--- Start of Stored records ---
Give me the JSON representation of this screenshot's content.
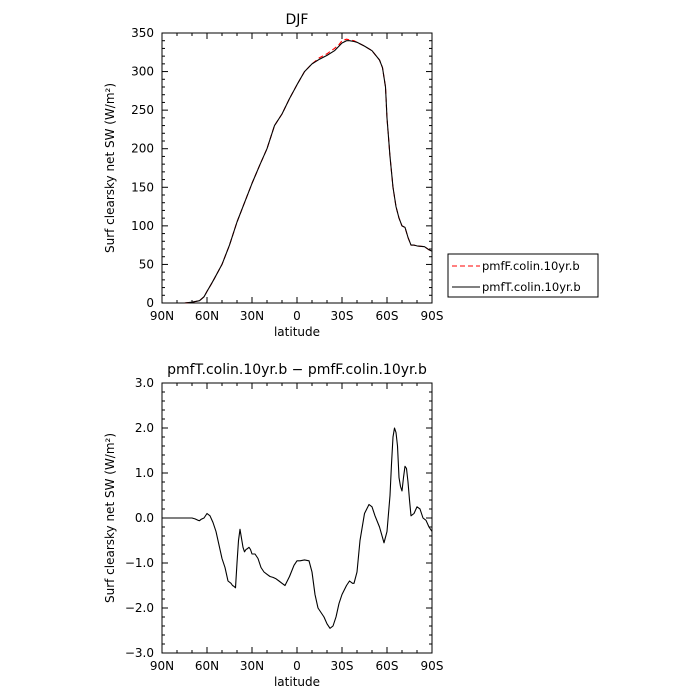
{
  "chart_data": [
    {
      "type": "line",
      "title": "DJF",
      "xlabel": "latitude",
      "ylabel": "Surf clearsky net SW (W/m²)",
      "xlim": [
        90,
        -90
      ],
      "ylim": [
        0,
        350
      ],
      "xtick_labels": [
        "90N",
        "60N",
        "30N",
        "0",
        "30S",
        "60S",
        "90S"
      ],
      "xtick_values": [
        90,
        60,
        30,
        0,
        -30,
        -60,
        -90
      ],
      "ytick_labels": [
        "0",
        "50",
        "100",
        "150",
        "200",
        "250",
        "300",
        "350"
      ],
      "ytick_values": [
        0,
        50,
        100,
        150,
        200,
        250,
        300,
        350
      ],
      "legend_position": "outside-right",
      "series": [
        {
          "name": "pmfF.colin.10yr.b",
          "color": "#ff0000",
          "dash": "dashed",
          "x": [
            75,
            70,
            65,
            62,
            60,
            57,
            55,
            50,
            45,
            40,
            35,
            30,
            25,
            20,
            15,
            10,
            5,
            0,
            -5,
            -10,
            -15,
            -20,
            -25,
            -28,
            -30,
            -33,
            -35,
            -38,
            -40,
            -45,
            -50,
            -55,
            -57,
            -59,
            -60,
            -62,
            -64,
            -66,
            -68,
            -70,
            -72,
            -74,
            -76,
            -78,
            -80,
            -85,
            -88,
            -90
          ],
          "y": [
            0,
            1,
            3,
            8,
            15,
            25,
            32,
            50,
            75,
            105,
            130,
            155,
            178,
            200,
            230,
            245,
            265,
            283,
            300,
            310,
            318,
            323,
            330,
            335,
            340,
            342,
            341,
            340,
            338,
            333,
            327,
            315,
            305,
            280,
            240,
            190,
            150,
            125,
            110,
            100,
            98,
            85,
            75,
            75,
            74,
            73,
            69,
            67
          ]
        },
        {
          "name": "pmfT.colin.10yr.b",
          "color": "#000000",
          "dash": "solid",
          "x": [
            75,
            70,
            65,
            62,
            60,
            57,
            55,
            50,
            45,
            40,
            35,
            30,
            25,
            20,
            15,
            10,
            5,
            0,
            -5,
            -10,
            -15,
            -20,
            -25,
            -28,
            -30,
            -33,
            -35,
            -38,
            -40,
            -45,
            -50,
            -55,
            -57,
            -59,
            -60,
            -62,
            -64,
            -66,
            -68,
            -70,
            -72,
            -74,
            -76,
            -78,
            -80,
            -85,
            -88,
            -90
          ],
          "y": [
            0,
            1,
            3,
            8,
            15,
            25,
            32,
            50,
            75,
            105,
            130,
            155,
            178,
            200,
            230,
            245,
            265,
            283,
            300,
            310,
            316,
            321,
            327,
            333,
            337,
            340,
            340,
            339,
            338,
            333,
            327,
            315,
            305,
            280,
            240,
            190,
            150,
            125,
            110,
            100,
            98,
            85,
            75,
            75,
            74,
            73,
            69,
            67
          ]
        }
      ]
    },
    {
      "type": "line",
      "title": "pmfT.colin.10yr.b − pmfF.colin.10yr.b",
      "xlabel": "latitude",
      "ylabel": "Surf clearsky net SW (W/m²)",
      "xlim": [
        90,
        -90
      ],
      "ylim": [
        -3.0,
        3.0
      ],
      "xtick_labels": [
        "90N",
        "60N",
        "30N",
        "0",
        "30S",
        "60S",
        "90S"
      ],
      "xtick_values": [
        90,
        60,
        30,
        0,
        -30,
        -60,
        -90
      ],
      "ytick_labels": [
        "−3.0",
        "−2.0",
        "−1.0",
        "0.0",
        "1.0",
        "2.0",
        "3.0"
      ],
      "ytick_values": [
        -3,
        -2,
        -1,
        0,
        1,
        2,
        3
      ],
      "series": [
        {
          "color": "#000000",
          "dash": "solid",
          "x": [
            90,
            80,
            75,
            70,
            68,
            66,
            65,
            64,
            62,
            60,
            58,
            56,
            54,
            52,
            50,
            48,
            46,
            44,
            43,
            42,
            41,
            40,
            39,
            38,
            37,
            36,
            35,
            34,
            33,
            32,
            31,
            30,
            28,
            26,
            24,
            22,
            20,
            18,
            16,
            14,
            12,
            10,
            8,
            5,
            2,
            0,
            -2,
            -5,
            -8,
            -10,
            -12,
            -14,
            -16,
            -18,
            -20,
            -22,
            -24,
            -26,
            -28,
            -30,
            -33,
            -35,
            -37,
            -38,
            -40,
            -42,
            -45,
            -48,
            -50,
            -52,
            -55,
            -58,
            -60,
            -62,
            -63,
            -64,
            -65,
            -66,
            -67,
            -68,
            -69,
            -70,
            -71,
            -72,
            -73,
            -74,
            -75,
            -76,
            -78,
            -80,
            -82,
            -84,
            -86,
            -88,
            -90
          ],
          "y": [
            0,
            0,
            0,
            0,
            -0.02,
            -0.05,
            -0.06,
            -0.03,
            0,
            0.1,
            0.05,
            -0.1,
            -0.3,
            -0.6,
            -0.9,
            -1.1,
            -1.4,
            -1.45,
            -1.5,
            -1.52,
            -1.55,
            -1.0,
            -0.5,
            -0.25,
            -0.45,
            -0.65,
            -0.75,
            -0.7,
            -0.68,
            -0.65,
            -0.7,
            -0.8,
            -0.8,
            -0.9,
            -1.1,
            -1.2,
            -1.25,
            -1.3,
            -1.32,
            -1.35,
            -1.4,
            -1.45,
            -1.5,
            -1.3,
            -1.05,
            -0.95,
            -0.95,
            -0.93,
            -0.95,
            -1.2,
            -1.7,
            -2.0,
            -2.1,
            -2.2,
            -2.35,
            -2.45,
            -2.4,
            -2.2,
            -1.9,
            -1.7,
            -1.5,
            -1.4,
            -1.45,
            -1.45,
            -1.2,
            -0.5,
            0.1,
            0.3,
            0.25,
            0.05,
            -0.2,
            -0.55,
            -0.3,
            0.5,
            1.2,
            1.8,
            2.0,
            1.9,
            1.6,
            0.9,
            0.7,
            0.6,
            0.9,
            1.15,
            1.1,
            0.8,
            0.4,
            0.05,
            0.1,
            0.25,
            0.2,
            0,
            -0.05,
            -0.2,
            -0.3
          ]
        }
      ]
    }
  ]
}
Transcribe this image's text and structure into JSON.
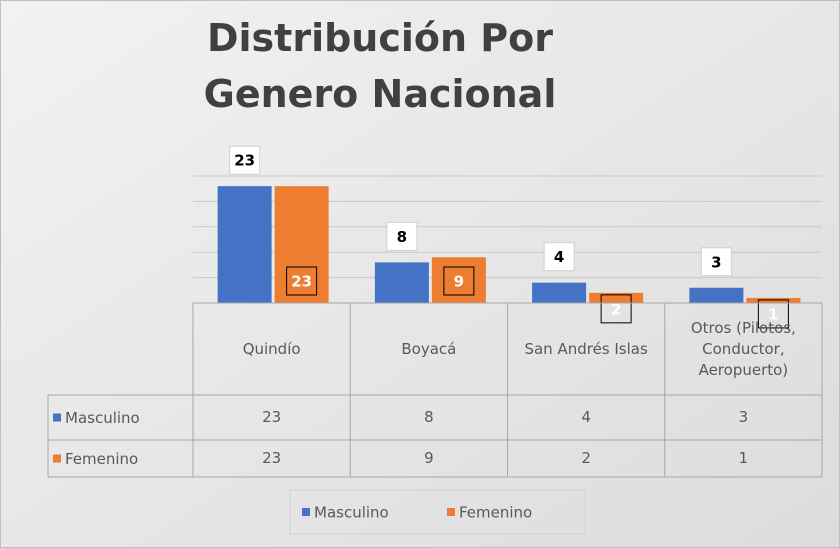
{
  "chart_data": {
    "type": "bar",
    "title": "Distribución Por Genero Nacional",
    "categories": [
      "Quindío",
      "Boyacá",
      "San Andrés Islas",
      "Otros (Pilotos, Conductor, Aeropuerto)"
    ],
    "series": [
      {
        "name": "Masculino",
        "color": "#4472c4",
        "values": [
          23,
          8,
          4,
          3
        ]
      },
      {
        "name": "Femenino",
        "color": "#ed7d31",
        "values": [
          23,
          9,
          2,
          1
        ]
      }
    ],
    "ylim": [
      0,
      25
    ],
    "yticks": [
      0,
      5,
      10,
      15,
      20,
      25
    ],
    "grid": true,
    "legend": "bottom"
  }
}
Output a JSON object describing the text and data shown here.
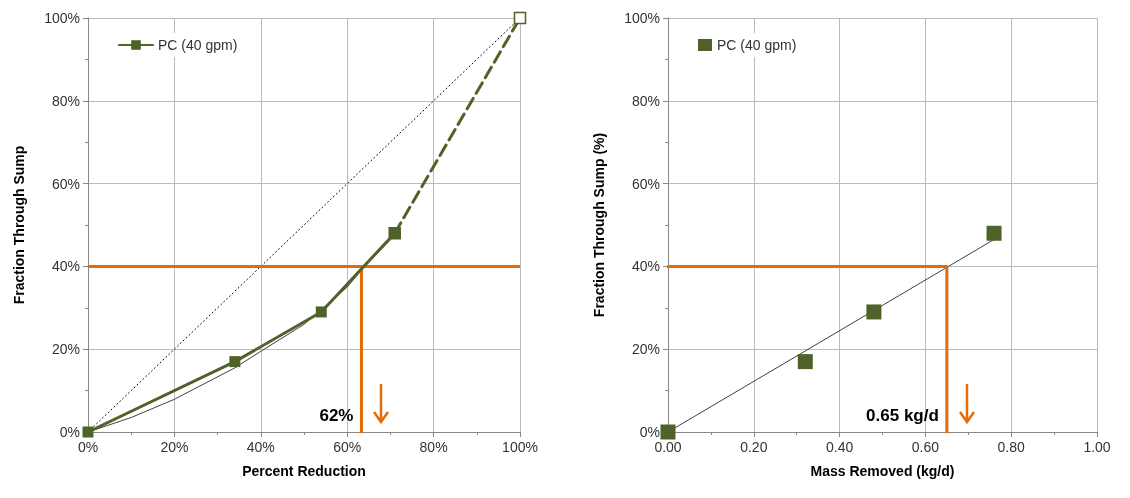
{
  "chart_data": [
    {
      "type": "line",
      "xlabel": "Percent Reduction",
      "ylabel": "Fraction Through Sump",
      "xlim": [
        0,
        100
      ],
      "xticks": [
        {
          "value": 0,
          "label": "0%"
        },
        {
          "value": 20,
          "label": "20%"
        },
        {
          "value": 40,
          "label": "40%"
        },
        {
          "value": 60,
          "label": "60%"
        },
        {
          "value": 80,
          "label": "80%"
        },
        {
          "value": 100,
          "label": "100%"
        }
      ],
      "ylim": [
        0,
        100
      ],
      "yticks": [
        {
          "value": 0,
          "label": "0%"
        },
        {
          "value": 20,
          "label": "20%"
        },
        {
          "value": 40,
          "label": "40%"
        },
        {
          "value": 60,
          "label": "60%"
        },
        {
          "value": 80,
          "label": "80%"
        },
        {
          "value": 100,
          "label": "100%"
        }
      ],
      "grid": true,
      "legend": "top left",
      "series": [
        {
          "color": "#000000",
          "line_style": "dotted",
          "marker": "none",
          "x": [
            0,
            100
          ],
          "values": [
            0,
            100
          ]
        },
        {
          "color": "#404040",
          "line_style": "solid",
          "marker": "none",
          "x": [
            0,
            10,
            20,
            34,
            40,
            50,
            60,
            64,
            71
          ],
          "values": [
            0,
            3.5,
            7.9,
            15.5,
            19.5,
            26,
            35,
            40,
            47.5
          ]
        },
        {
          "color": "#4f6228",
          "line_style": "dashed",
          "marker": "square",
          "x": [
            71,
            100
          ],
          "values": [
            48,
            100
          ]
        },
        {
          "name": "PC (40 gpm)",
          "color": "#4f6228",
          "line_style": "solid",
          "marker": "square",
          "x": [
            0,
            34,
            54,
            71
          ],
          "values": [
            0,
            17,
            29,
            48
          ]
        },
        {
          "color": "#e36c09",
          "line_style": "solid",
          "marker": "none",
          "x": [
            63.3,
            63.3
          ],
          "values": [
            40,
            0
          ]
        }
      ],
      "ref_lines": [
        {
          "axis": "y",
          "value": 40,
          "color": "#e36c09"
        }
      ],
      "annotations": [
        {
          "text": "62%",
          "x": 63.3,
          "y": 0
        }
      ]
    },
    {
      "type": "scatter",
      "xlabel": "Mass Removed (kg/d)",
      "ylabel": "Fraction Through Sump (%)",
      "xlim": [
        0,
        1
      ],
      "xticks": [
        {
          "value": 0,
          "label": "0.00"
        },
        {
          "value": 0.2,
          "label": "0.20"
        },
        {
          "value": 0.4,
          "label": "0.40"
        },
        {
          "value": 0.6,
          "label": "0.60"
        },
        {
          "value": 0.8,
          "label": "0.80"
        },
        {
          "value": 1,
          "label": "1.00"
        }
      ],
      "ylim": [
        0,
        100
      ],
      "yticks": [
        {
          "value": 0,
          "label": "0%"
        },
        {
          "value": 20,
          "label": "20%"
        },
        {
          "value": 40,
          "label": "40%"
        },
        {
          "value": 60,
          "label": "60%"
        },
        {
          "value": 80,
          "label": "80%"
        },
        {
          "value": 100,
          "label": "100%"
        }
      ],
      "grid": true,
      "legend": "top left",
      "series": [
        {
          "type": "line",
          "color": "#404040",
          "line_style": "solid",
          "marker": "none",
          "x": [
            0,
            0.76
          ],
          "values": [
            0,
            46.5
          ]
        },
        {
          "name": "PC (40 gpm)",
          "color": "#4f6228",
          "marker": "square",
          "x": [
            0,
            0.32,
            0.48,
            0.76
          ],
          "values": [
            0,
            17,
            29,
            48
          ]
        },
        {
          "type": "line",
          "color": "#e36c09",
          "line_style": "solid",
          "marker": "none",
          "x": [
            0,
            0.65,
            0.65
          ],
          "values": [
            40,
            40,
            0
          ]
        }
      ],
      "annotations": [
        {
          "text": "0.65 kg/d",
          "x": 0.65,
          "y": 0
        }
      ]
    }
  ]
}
--- End of Stored records ---
Pull out and copy each line containing the string "name".

#### Final result:
          "name": "pmfF.colin.10yr.b",
          "name": "pmfT.colin.10yr.b",
        "name": "Masculino",
        "name": "Femenino",
          "name": "PC (40 gpm)",
          "name": "PC (40 gpm)",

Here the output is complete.